GIVEN REQUEST ▸ Reproduce all the lines below exactly and omit the images.

DATA ▸
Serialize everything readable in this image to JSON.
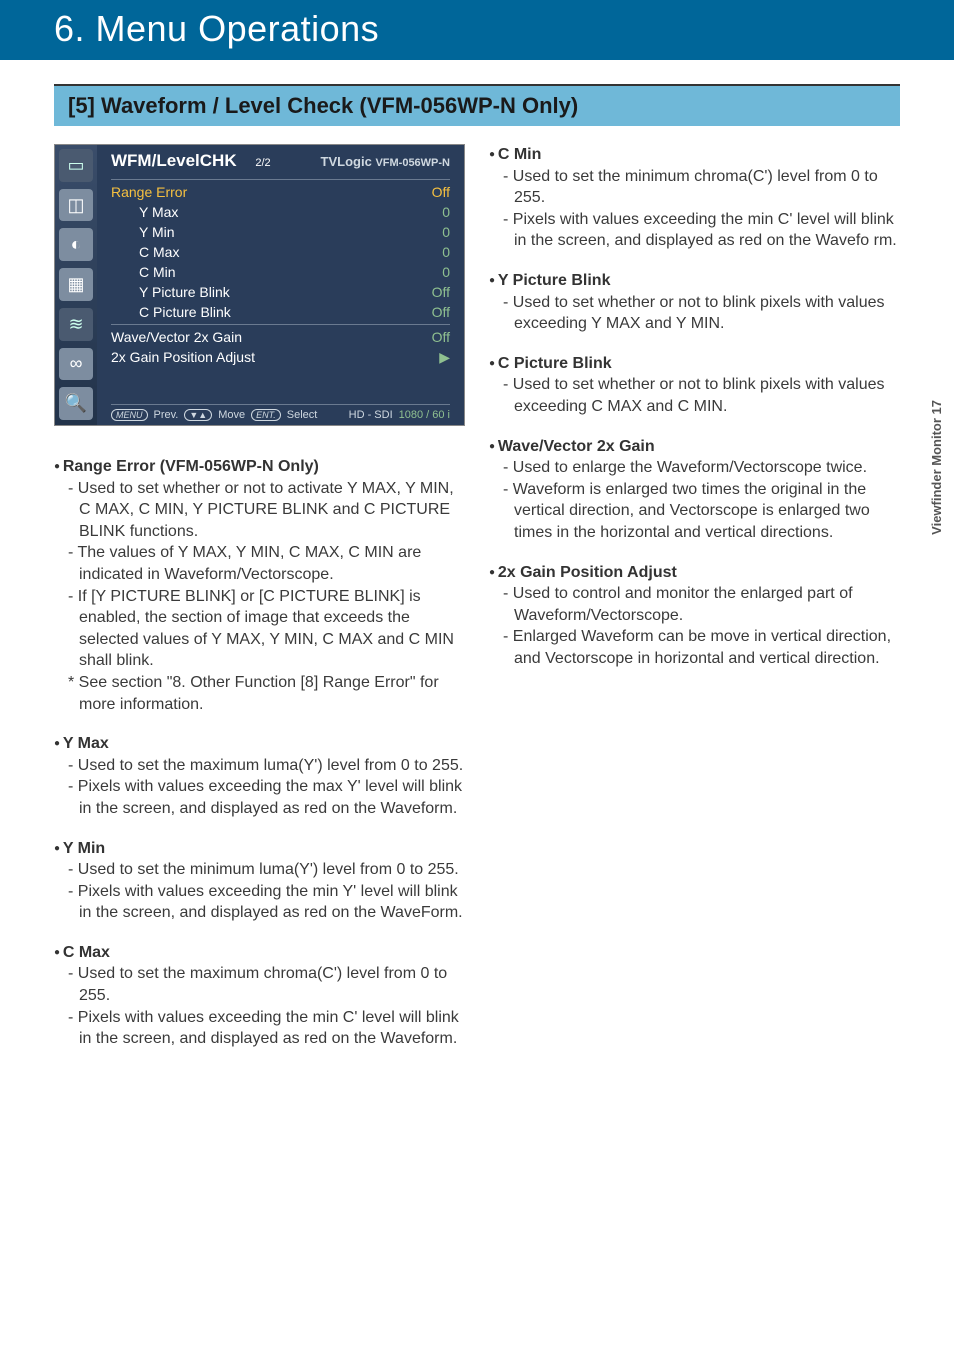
{
  "chapter_title": "6. Menu Operations",
  "section_title": "[5] Waveform / Level Check (VFM-056WP-N Only)",
  "side_label": "Viewfinder Monitor  17",
  "menu": {
    "title_left": "WFM/LevelCHK",
    "title_page": "2/2",
    "title_brand": "TVLogic",
    "title_model": "VFM-056WP-N",
    "items": [
      {
        "k": "Range Error",
        "v": "Off",
        "highlight": true,
        "indent": false
      },
      {
        "k": "Y Max",
        "v": "0",
        "highlight": false,
        "indent": true
      },
      {
        "k": "Y Min",
        "v": "0",
        "highlight": false,
        "indent": true
      },
      {
        "k": "C Max",
        "v": "0",
        "highlight": false,
        "indent": true
      },
      {
        "k": "C Min",
        "v": "0",
        "highlight": false,
        "indent": true
      },
      {
        "k": "Y Picture Blink",
        "v": "Off",
        "highlight": false,
        "indent": true
      },
      {
        "k": "C Picture Blink",
        "v": "Off",
        "highlight": false,
        "indent": true
      }
    ],
    "items2": [
      {
        "k": "Wave/Vector 2x Gain",
        "v": "Off"
      },
      {
        "k": "2x Gain Position Adjust",
        "v": "▶"
      }
    ],
    "foot": {
      "menu_btn": "MENU",
      "prev": "Prev.",
      "arrows": "▼▲",
      "move": "Move",
      "ent_btn": "ENT.",
      "select": "Select",
      "signal": "HD - SDI",
      "res": "1080 / 60 i"
    }
  },
  "icons": [
    "monitor-icon",
    "crop-icon",
    "adjust-icon",
    "camera-icon",
    "waveform-icon",
    "link-icon",
    "search-icon"
  ],
  "left_items": [
    {
      "head": "Range Error (VFM-056WP-N Only)",
      "subs": [
        "- Used to set whether or not to activate Y MAX, Y MIN, C MAX, C MIN, Y PICTURE BLINK and C PICTURE BLINK functions.",
        "- The values of Y MAX, Y MIN, C MAX, C MIN are indicated in Waveform/Vectorscope.",
        "- If [Y PICTURE BLINK] or [C PICTURE BLINK] is enabled, the section of image that exceeds the selected values of Y MAX, Y MIN, C MAX and C MIN shall blink."
      ],
      "note": "* See section \"8. Other Function [8] Range Error\" for more information."
    },
    {
      "head": "Y Max",
      "subs": [
        "- Used to set the maximum luma(Y') level from 0 to 255.",
        "- Pixels with values exceeding the max Y' level will blink in the screen, and displayed as red on the Waveform."
      ]
    },
    {
      "head": "Y Min",
      "subs": [
        "- Used to set the minimum luma(Y') level from 0 to 255.",
        "- Pixels with values exceeding the min Y' level will blink in the screen, and displayed as red on the WaveForm."
      ]
    },
    {
      "head": "C Max",
      "subs": [
        "- Used to set the maximum chroma(C') level from 0 to 255.",
        "- Pixels with values exceeding the min C' level will blink in the screen, and displayed as red on the Waveform."
      ]
    }
  ],
  "right_items": [
    {
      "head": "C Min",
      "subs": [
        "- Used to set the minimum chroma(C') level from 0 to 255.",
        "- Pixels with values exceeding the min C' level will blink in the screen, and displayed as red on the Wavefo rm."
      ]
    },
    {
      "head": "Y Picture Blink",
      "subs": [
        "- Used to set whether or not to blink pixels with values exceeding Y MAX and Y MIN."
      ]
    },
    {
      "head": "C Picture Blink",
      "subs": [
        "- Used to set whether or not to blink pixels with values exceeding C MAX and C MIN."
      ]
    },
    {
      "head": "Wave/Vector 2x Gain",
      "subs": [
        "- Used to enlarge the Waveform/Vectorscope twice.",
        "- Waveform is enlarged two times the original in the vertical direction, and Vectorscope is enlarged two times in the horizontal and vertical directions."
      ]
    },
    {
      "head": "2x Gain Position Adjust",
      "subs": [
        "- Used to control and monitor the enlarged part of Waveform/Vectorscope.",
        "- Enlarged Waveform can be move in vertical direction, and Vectorscope in horizontal and vertical direction."
      ]
    }
  ]
}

OUTPUT BELOW ▸
Serialize everything readable in this image to JSON.
{
  "chapter_title": "6. Menu Operations",
  "section_title": "[5] Waveform / Level Check (VFM-056WP-N Only)",
  "side_label": "Viewfinder Monitor  17",
  "menu": {
    "title_left": "WFM/LevelCHK",
    "title_page": "2/2",
    "title_brand": "TVLogic",
    "title_model": "VFM-056WP-N",
    "items": [
      {
        "k": "Range Error",
        "v": "Off",
        "highlight": true,
        "indent": false
      },
      {
        "k": "Y Max",
        "v": "0",
        "highlight": false,
        "indent": true
      },
      {
        "k": "Y Min",
        "v": "0",
        "highlight": false,
        "indent": true
      },
      {
        "k": "C Max",
        "v": "0",
        "highlight": false,
        "indent": true
      },
      {
        "k": "C Min",
        "v": "0",
        "highlight": false,
        "indent": true
      },
      {
        "k": "Y Picture Blink",
        "v": "Off",
        "highlight": false,
        "indent": true
      },
      {
        "k": "C Picture Blink",
        "v": "Off",
        "highlight": false,
        "indent": true
      }
    ],
    "items2": [
      {
        "k": "Wave/Vector 2x Gain",
        "v": "Off"
      },
      {
        "k": "2x Gain Position Adjust",
        "v": "▶"
      }
    ],
    "foot": {
      "menu_btn": "MENU",
      "prev": "Prev.",
      "arrows": "▼▲",
      "move": "Move",
      "ent_btn": "ENT.",
      "select": "Select",
      "signal": "HD - SDI",
      "res": "1080 / 60 i"
    }
  },
  "icons": [
    "monitor-icon",
    "crop-icon",
    "adjust-icon",
    "camera-icon",
    "waveform-icon",
    "link-icon",
    "search-icon"
  ],
  "left_items": [
    {
      "head": "Range Error (VFM-056WP-N Only)",
      "subs": [
        "- Used to set whether or not to activate Y MAX, Y MIN, C MAX, C MIN, Y PICTURE BLINK and C PICTURE BLINK functions.",
        "- The values of Y MAX, Y MIN, C MAX, C MIN are indicated in Waveform/Vectorscope.",
        "- If [Y PICTURE BLINK] or [C PICTURE BLINK] is enabled, the section of image that exceeds the selected values of Y MAX, Y MIN, C MAX and C MIN shall blink."
      ],
      "note": "* See section \"8. Other Function [8] Range Error\" for more information."
    },
    {
      "head": "Y Max",
      "subs": [
        "- Used to set the maximum luma(Y') level from 0 to 255.",
        "- Pixels with values exceeding the max Y' level will blink in the screen, and displayed as red on the Waveform."
      ]
    },
    {
      "head": "Y Min",
      "subs": [
        "- Used to set the minimum luma(Y') level from 0 to 255.",
        "- Pixels with values exceeding the min Y' level will blink in the screen, and displayed as red on the WaveForm."
      ]
    },
    {
      "head": "C Max",
      "subs": [
        "- Used to set the maximum chroma(C') level from 0 to 255.",
        "- Pixels with values exceeding the min C' level will blink in the screen, and displayed as red on the Waveform."
      ]
    }
  ],
  "right_items": [
    {
      "head": "C Min",
      "subs": [
        "- Used to set the minimum chroma(C') level from 0 to 255.",
        "- Pixels with values exceeding the min C' level will blink in the screen, and displayed as red on the Wavefo rm."
      ]
    },
    {
      "head": "Y Picture Blink",
      "subs": [
        "- Used to set whether or not to blink pixels with values exceeding Y MAX and Y MIN."
      ]
    },
    {
      "head": "C Picture Blink",
      "subs": [
        "- Used to set whether or not to blink pixels with values exceeding C MAX and C MIN."
      ]
    },
    {
      "head": "Wave/Vector 2x Gain",
      "subs": [
        "- Used to enlarge the Waveform/Vectorscope twice.",
        "- Waveform is enlarged two times the original in the vertical direction, and Vectorscope is enlarged two times in the horizontal and vertical directions."
      ]
    },
    {
      "head": "2x Gain Position Adjust",
      "subs": [
        "- Used to control and monitor the enlarged part of Waveform/Vectorscope.",
        "- Enlarged Waveform can be move in vertical direction, and Vectorscope in horizontal and vertical direction."
      ]
    }
  ]
}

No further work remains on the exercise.